▽

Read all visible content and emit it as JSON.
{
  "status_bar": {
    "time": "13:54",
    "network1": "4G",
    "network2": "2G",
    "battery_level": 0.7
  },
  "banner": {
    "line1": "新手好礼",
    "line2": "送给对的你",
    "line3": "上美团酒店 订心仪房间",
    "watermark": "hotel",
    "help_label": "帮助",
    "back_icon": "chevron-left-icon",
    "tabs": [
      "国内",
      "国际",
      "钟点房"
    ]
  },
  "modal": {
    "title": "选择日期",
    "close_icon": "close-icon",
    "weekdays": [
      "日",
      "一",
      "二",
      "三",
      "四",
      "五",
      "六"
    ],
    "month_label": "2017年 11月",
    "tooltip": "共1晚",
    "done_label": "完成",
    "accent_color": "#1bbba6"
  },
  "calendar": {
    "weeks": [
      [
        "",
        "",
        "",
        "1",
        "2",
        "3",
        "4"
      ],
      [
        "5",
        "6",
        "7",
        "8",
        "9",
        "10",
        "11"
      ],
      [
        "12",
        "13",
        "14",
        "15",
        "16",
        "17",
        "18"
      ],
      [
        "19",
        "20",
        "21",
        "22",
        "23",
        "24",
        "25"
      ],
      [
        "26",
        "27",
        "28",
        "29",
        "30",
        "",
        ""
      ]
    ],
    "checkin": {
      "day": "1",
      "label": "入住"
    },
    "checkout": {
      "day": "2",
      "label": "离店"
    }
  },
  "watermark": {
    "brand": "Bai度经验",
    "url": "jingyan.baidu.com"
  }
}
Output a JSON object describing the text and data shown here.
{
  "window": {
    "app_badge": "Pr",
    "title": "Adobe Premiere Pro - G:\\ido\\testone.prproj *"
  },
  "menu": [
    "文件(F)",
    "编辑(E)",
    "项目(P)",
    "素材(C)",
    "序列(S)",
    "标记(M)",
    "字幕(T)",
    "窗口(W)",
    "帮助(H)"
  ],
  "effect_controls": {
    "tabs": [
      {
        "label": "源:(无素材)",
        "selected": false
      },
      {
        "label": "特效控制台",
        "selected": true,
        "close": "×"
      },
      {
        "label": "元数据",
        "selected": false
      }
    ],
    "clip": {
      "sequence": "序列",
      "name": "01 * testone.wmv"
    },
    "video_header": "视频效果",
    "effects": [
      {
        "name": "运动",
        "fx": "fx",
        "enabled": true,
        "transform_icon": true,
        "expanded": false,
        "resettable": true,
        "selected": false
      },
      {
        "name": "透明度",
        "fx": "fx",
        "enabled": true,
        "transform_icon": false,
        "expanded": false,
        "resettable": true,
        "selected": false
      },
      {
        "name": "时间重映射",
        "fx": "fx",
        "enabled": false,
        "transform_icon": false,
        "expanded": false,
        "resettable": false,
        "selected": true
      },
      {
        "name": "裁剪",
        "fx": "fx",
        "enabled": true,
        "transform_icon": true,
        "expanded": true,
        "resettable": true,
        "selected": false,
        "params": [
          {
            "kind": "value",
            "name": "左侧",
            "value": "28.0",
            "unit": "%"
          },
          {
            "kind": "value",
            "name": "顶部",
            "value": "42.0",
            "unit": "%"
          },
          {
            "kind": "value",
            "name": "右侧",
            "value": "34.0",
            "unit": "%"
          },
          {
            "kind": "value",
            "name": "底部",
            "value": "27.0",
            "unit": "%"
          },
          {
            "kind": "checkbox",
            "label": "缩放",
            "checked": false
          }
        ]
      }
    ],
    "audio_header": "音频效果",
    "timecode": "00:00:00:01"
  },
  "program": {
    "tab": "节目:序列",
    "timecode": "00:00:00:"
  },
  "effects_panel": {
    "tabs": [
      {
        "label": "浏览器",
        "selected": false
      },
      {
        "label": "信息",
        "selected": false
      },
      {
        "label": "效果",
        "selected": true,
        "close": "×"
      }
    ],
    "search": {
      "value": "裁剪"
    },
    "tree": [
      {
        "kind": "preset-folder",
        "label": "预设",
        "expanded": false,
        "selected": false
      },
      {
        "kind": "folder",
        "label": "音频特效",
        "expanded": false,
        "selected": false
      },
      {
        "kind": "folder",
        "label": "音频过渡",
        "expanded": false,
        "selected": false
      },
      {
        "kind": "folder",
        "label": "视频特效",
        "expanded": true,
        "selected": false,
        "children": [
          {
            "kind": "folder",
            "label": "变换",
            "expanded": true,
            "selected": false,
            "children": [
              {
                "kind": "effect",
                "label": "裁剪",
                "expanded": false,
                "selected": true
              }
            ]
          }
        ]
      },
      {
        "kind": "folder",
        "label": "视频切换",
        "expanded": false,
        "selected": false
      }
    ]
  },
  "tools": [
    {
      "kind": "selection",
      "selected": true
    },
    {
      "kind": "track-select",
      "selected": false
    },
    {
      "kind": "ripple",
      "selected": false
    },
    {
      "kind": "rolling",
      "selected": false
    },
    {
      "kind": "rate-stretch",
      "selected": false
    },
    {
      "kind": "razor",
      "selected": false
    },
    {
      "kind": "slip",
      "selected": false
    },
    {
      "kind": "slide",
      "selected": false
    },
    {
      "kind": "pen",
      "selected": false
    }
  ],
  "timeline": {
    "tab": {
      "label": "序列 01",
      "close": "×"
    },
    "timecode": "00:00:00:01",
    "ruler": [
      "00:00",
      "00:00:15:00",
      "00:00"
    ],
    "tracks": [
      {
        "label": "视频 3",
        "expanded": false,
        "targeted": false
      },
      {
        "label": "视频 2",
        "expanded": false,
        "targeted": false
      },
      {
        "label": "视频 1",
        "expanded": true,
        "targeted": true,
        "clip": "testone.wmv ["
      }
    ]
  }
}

△

## Stated goal
Determine how many lines of the records above contain the word "testone", and report only that number.

## Correct answer
3